*Work required*. Whenever a line contains the string "Kide", copy it out of the entries.

******************************

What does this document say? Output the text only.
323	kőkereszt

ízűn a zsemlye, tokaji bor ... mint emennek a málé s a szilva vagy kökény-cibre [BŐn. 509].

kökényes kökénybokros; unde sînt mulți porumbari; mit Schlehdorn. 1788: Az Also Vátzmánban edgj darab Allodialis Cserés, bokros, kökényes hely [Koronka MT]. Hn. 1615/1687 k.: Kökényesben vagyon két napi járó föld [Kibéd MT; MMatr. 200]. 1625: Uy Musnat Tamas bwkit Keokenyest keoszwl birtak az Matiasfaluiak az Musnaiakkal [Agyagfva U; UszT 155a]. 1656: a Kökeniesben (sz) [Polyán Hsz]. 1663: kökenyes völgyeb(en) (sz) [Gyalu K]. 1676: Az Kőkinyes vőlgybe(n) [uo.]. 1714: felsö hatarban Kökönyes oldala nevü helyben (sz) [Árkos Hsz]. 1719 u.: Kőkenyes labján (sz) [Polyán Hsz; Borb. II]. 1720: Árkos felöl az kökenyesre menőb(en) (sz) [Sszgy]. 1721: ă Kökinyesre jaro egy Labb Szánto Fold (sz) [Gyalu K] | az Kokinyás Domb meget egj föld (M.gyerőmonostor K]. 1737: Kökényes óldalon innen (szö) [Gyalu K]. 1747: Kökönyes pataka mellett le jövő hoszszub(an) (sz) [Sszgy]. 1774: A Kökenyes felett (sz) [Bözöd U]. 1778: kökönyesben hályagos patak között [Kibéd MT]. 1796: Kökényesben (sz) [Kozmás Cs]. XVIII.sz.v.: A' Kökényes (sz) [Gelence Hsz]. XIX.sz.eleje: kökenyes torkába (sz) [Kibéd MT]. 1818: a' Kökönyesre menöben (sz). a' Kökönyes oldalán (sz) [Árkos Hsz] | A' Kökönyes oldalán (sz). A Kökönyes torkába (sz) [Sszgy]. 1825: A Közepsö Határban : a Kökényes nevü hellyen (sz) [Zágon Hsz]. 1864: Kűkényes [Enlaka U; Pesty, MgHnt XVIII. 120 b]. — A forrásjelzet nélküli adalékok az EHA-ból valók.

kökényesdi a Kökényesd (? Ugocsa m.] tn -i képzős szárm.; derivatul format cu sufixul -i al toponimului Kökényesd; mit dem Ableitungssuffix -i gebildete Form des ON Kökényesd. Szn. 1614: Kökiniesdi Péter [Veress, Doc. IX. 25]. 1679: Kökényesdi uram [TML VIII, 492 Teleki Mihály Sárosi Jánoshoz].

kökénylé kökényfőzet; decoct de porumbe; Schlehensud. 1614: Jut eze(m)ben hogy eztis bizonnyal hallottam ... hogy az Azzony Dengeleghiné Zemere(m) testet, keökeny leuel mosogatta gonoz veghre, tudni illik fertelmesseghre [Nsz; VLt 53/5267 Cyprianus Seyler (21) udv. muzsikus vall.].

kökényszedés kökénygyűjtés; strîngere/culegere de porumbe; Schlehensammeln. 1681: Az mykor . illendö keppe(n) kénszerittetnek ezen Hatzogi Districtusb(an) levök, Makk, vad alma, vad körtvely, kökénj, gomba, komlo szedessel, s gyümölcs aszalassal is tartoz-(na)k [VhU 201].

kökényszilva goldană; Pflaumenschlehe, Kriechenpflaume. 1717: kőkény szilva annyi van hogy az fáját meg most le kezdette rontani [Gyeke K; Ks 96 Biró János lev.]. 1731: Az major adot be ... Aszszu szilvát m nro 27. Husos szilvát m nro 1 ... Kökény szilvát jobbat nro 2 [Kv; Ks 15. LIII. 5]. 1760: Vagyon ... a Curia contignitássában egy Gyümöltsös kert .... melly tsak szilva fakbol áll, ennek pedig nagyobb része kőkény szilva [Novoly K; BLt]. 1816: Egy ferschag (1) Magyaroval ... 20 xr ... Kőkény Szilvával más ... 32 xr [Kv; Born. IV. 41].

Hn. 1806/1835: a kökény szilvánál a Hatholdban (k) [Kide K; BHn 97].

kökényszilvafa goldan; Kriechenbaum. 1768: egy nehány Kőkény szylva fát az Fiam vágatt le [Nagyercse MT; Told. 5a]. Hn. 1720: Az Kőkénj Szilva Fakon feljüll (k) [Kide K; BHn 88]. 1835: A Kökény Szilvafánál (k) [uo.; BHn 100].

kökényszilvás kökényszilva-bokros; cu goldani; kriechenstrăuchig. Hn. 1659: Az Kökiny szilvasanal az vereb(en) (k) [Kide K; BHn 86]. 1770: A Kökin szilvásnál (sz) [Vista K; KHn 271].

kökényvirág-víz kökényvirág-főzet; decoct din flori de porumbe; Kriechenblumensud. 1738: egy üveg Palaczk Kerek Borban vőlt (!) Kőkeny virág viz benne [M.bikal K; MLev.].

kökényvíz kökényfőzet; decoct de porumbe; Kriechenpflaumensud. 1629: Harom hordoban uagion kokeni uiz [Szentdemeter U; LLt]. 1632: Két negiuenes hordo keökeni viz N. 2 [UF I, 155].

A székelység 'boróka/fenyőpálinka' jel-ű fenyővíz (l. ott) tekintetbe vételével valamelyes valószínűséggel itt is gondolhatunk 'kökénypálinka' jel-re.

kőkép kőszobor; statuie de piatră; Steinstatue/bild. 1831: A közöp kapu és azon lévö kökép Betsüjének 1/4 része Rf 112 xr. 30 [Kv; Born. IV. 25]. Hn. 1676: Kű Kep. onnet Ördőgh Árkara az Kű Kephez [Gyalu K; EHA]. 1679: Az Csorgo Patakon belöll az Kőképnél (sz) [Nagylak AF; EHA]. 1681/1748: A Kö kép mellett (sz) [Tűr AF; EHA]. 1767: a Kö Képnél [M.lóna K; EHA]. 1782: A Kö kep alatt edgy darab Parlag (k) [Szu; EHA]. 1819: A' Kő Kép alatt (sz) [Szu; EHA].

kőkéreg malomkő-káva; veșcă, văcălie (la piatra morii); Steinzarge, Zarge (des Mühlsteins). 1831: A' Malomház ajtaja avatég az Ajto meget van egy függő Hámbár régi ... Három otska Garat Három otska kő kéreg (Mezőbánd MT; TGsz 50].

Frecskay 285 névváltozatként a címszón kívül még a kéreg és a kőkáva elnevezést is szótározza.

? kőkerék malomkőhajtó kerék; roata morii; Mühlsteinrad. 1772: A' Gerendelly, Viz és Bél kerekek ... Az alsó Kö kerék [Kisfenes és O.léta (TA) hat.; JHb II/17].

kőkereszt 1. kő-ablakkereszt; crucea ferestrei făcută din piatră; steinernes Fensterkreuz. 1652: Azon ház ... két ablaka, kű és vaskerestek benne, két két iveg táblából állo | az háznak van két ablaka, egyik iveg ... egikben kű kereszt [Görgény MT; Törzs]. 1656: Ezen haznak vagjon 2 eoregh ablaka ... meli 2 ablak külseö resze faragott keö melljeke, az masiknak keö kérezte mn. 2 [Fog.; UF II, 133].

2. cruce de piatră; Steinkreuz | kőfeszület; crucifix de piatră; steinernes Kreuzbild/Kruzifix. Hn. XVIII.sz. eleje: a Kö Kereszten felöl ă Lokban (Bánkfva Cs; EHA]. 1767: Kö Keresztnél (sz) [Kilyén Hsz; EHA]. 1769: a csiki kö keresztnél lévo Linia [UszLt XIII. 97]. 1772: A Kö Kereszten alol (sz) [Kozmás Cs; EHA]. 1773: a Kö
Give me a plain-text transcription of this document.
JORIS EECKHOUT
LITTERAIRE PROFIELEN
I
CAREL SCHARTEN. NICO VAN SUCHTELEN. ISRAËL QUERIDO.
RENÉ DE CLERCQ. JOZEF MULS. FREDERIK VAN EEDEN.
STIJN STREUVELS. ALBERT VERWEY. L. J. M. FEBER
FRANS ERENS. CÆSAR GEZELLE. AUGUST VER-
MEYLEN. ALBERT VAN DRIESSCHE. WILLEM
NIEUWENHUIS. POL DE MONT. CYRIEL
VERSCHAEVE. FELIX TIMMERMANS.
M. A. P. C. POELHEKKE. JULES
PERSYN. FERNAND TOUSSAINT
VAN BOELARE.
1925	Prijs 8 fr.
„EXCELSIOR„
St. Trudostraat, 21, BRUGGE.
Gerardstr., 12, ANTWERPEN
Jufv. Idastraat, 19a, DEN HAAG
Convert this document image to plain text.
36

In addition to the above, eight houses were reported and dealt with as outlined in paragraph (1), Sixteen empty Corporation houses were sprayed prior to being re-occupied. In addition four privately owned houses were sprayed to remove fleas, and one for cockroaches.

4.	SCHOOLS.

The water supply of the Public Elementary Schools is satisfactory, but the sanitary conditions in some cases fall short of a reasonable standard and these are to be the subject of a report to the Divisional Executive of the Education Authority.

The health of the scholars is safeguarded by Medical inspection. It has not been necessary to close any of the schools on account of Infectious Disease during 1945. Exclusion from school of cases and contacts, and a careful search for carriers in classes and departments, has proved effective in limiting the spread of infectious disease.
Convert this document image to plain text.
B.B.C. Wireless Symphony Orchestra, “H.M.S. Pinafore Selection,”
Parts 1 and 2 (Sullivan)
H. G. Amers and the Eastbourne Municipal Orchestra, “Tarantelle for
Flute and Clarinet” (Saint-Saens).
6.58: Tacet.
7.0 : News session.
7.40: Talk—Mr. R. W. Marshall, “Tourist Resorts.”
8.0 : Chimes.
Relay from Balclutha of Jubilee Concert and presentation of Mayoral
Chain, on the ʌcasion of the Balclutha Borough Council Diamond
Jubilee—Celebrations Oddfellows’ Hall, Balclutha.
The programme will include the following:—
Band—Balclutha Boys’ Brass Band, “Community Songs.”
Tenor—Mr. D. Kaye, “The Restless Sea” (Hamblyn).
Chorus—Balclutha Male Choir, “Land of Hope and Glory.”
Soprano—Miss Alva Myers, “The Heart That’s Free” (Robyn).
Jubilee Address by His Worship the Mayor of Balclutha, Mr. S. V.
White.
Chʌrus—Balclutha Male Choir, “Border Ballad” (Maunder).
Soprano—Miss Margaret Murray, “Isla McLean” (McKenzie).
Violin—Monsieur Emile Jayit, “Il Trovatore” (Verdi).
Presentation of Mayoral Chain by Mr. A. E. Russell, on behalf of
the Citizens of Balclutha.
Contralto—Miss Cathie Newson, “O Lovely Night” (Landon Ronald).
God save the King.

******************************

*Exercise answer*.
Hn. 1806/1835: a kökény szilvánál a Hatholdban (k) [Kide K; BHn 97].
kökényszilvafa goldan; Kriechenbaum. 1768: egy nehány Kőkény szylva fát az Fiam vágatt le [Nagyercse MT; Told. 5a]. Hn. 1720: Az Kőkénj Szilva Fakon feljüll (k) [Kide K; BHn 88]. 1835: A Kökény Szilvafánál (k) [uo.; BHn 100].
kökényszilvás kökényszilva-bokros; cu goldani; kriechenstrăuchig. Hn. 1659: Az Kökiny szilvasanal az vereb(en) (k) [Kide K; BHn 86]. 1770: A Kökin szilvásnál (sz) [Vista K; KHn 271].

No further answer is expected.